Instructions to follow = Give an exact copy of every line, leaving images out.

Listing =
____

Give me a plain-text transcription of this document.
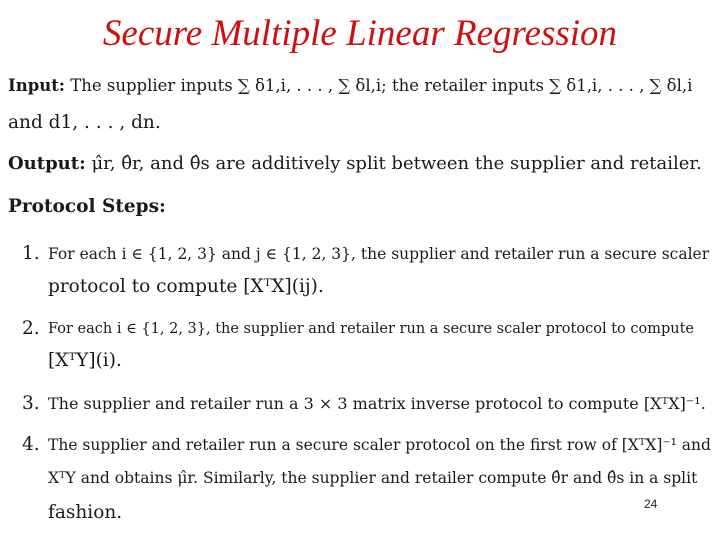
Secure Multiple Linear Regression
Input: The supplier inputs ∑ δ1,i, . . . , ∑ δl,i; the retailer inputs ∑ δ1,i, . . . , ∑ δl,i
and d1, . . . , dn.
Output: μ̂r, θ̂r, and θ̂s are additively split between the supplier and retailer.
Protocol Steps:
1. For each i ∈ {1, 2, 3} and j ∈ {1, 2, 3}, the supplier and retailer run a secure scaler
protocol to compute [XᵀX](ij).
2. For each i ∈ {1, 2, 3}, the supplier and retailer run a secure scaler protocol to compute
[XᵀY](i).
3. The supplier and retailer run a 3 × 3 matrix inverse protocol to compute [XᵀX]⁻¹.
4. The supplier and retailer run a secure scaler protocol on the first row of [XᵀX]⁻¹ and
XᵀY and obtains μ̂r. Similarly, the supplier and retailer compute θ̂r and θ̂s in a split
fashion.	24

____

Response to this exercise =
Give me a plain-text transcription of this document.
Secure Multiple Linear Regression
Input: The supplier inputs ∑ δ1,i, . . . , ∑ δl,i; the retailer inputs ∑ δ1,i, . . . , ∑ δl,i
and d1, . . . , dn.
Output: μ̂r, θ̂r, and θ̂s are additively split between the supplier and retailer.
Protocol Steps:
1. For each i ∈ {1, 2, 3} and j ∈ {1, 2, 3}, the supplier and retailer run a secure scaler
protocol to compute [XᵀX](ij).
2. For each i ∈ {1, 2, 3}, the supplier and retailer run a secure scaler protocol to compute
[XᵀY](i).
3. The supplier and retailer run a 3 × 3 matrix inverse protocol to compute [XᵀX]⁻¹.
4. The supplier and retailer run a secure scaler protocol on the first row of [XᵀX]⁻¹ and
XᵀY and obtains μ̂r. Similarly, the supplier and retailer compute θ̂r and θ̂s in a split
fashion.	24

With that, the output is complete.